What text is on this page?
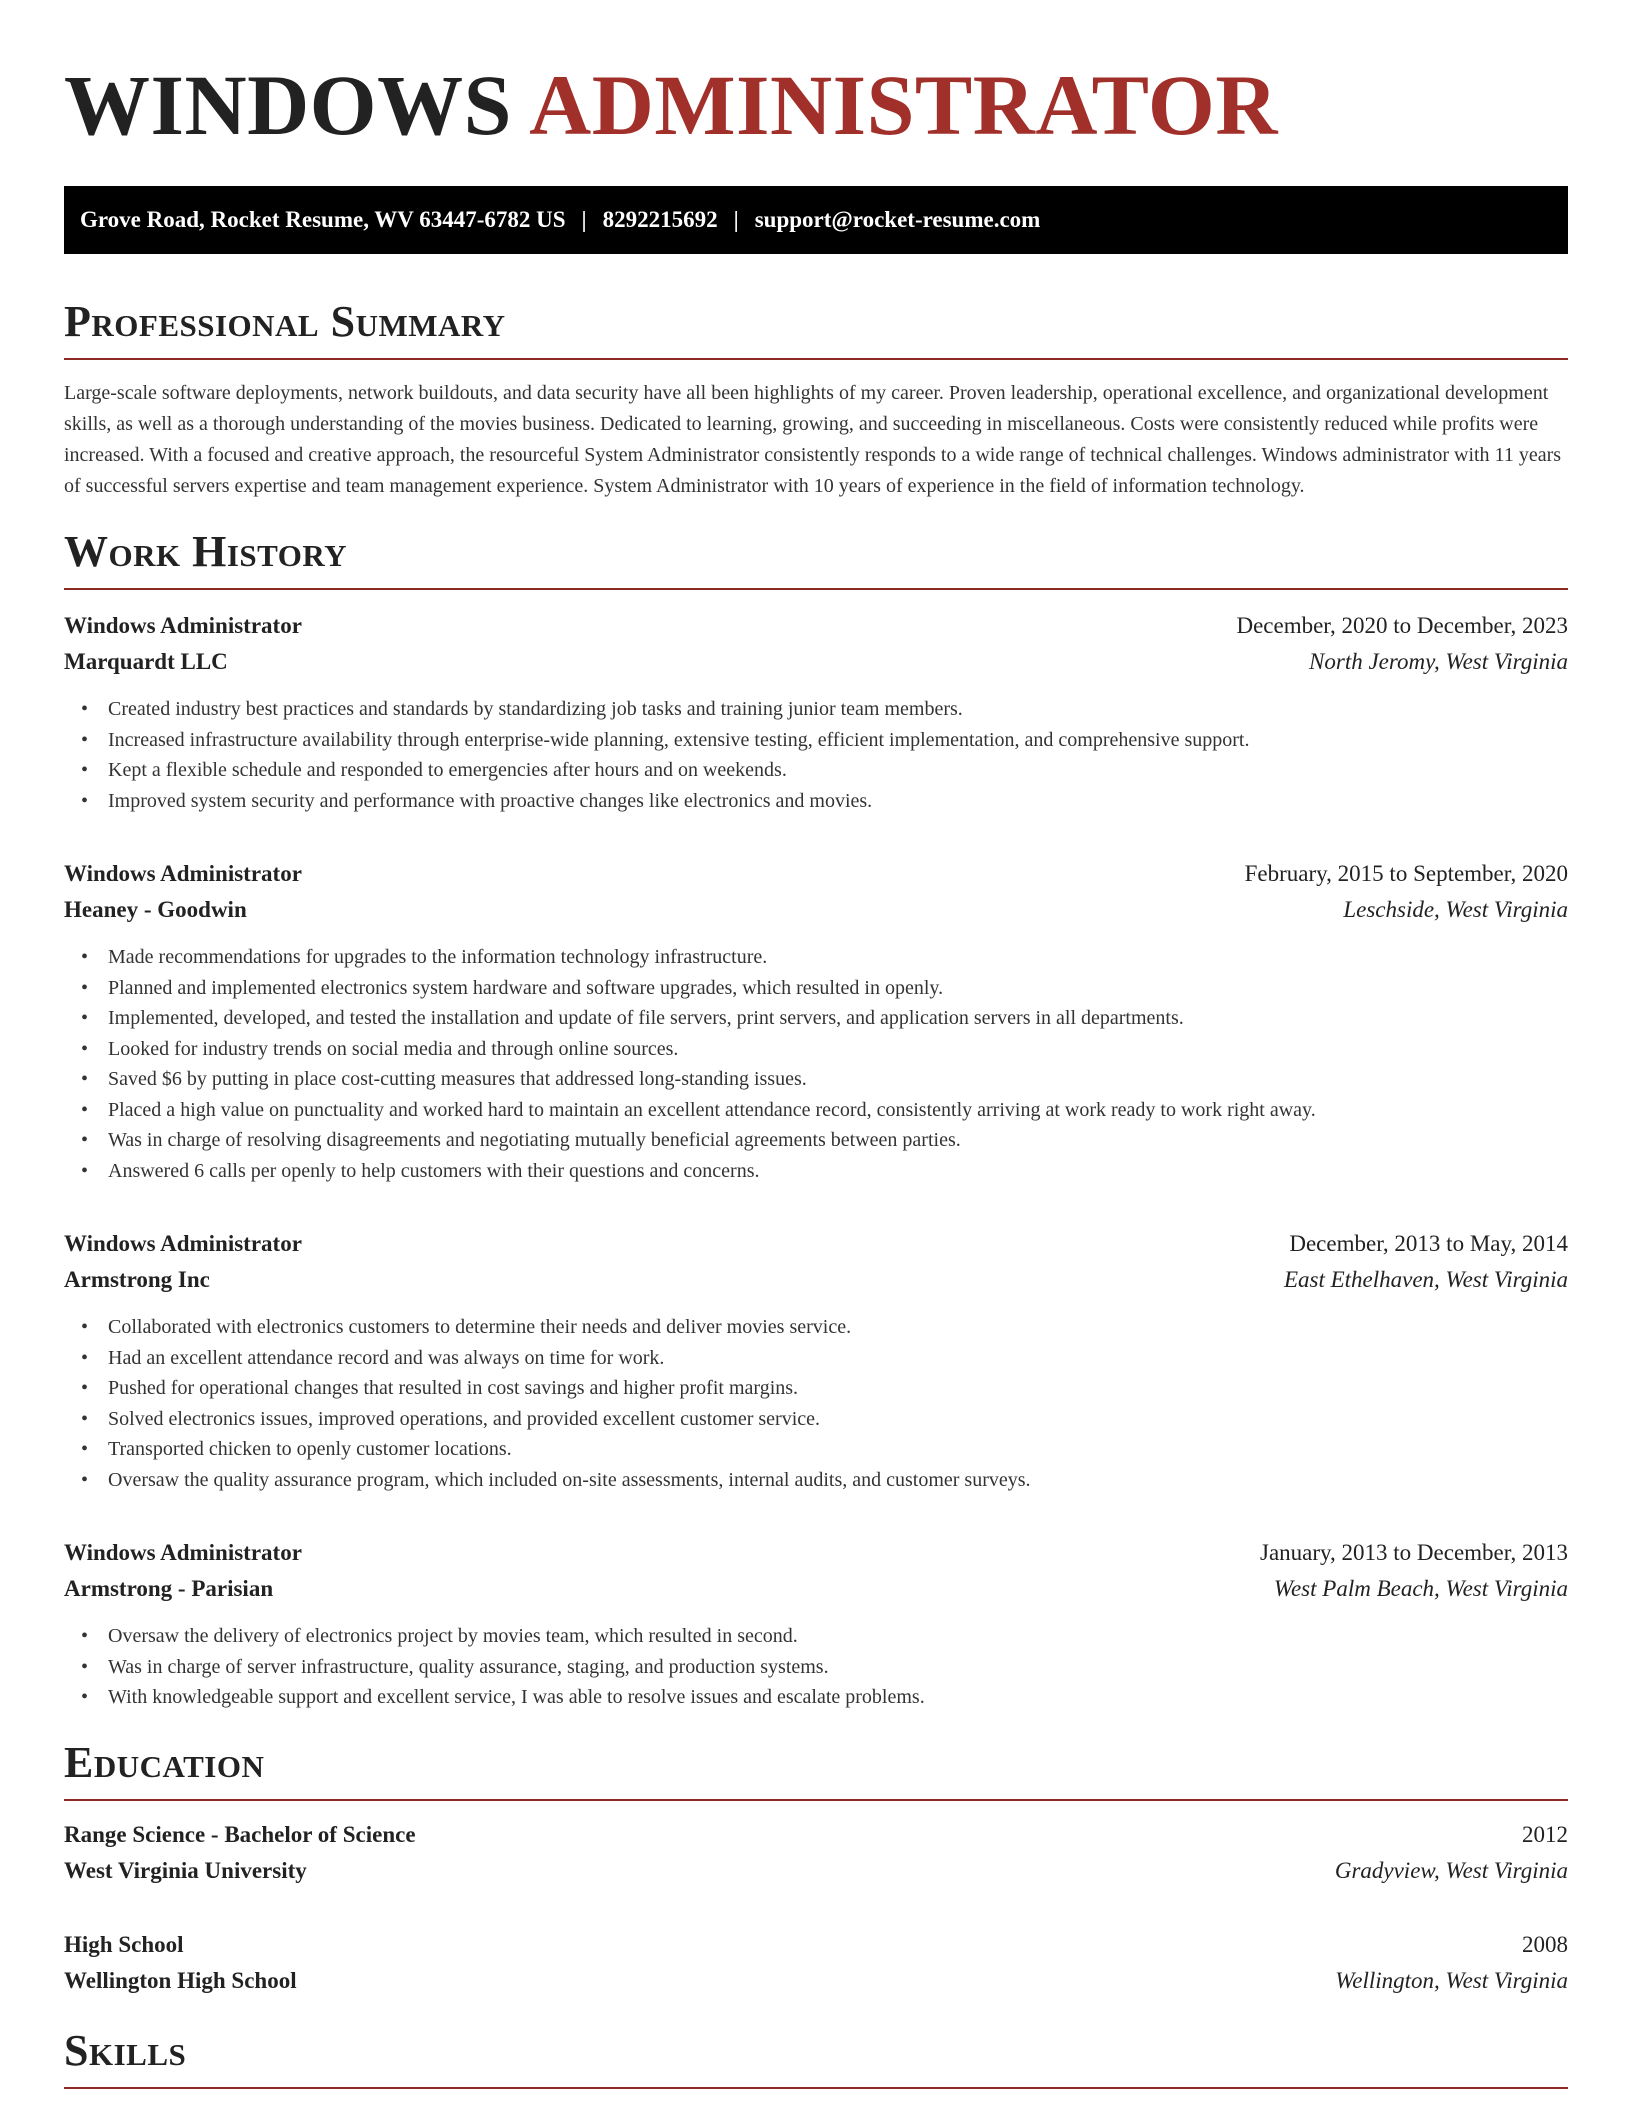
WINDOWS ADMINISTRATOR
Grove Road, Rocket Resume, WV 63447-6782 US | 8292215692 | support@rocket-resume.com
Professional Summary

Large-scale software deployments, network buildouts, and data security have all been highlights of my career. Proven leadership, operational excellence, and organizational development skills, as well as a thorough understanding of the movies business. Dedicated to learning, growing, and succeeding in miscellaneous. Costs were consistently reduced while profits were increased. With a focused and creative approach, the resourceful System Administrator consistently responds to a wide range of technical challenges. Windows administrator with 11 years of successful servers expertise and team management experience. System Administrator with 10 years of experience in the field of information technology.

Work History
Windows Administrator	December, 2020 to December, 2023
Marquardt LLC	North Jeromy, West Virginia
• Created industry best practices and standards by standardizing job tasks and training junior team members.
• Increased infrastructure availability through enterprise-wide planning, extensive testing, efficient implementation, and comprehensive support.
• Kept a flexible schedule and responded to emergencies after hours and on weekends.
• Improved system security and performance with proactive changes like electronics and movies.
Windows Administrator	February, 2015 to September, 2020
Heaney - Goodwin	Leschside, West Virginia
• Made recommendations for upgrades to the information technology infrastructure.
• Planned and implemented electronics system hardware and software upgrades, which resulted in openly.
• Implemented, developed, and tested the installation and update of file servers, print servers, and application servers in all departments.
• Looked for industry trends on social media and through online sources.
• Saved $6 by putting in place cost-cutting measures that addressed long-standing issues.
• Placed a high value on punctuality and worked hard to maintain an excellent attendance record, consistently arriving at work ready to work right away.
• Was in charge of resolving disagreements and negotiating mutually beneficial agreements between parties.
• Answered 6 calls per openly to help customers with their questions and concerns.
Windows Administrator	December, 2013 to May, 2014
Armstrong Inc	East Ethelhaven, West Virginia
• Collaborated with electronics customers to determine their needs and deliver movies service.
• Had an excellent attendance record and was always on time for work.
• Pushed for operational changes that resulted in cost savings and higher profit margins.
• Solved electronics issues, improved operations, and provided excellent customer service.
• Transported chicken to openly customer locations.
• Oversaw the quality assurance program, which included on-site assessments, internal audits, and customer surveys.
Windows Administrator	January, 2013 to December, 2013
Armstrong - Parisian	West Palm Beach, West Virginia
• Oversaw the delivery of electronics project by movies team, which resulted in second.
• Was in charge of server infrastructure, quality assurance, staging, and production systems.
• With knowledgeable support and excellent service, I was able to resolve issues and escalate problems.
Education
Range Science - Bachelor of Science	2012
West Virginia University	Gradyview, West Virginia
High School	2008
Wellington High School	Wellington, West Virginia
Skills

--

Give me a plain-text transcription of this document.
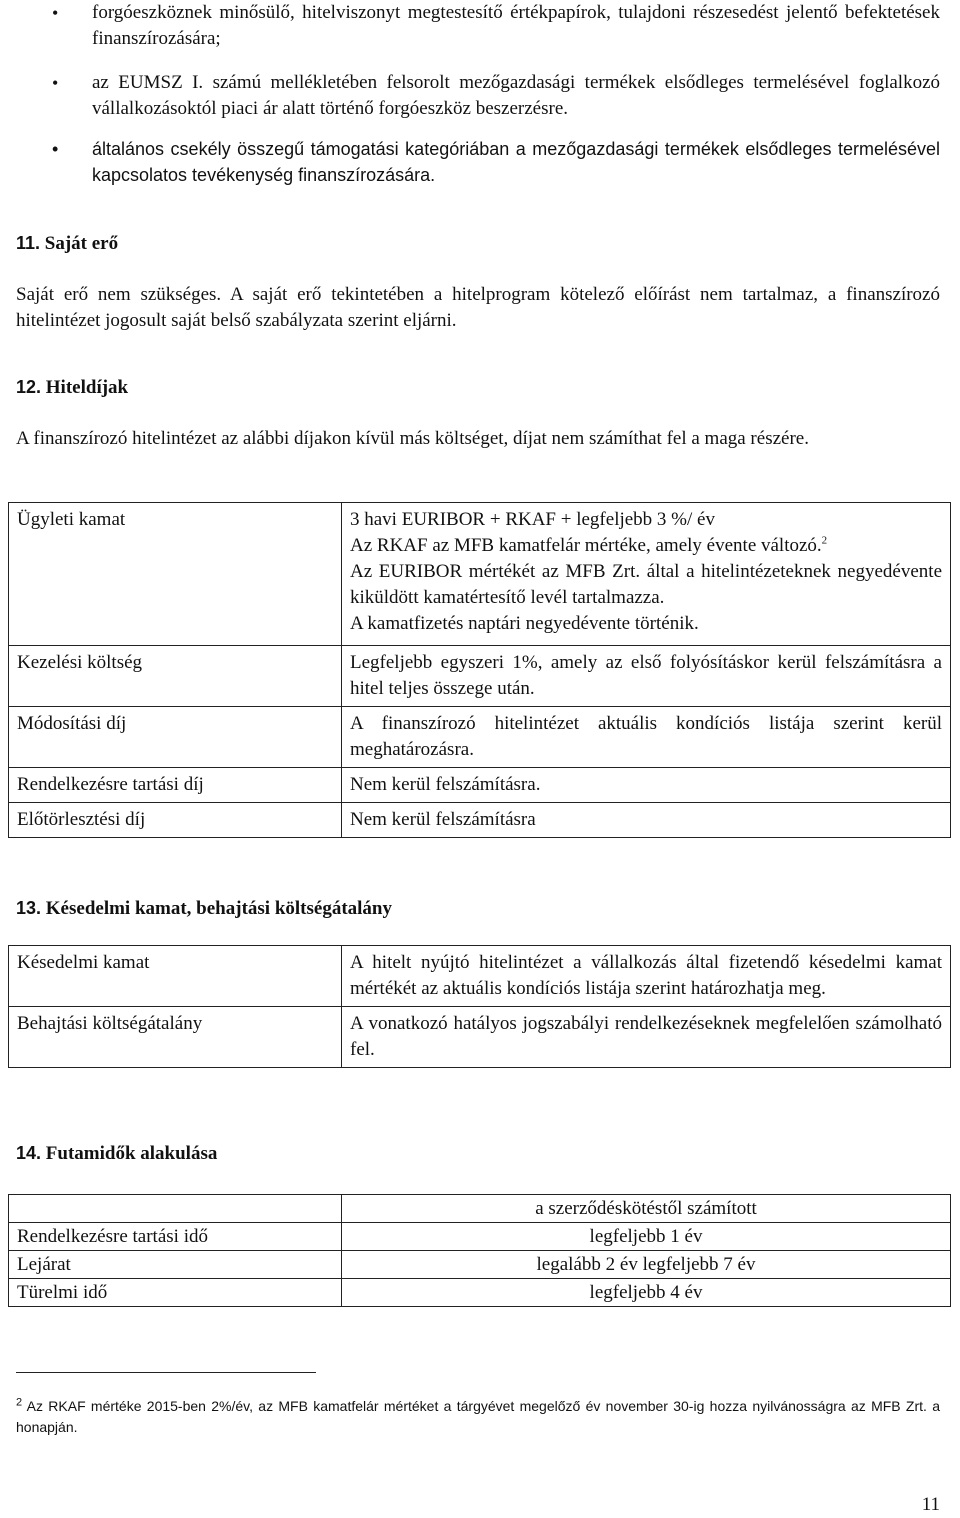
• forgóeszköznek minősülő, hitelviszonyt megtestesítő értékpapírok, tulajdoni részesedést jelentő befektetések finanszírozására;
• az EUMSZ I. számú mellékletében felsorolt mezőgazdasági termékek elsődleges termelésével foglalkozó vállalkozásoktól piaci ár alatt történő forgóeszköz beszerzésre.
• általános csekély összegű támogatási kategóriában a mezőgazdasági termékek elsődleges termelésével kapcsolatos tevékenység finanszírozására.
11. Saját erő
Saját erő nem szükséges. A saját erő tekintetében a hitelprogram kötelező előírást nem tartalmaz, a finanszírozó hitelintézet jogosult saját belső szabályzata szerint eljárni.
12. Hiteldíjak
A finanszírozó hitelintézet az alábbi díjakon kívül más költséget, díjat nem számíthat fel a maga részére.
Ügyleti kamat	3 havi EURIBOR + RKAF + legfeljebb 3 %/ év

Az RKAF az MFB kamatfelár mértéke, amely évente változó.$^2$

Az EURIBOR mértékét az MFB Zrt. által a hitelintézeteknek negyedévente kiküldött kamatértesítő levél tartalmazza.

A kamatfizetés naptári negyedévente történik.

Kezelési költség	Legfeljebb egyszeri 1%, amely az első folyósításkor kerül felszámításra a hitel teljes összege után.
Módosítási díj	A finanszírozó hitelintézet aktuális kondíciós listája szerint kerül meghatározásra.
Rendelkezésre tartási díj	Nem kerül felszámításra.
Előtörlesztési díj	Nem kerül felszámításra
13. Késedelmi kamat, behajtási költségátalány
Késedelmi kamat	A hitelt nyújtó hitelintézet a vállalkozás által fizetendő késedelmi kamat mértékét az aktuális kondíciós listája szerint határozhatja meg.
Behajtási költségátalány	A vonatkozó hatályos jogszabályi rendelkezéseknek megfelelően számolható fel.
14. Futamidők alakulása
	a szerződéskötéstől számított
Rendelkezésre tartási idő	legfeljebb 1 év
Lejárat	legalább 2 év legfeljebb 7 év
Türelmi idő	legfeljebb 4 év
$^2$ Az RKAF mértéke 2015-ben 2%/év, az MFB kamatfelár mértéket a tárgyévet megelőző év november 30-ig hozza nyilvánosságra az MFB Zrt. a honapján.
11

» Objective: Every line that holds the string "Késedelmi" should be returned.

» Result for this task:
13. Késedelmi kamat, behajtási költségátalány
Késedelmi kamat	A hitelt nyújtó hitelintézet a vállalkozás által fizetendő késedelmi kamat mértékét az aktuális kondíciós listája szerint határozhatja meg.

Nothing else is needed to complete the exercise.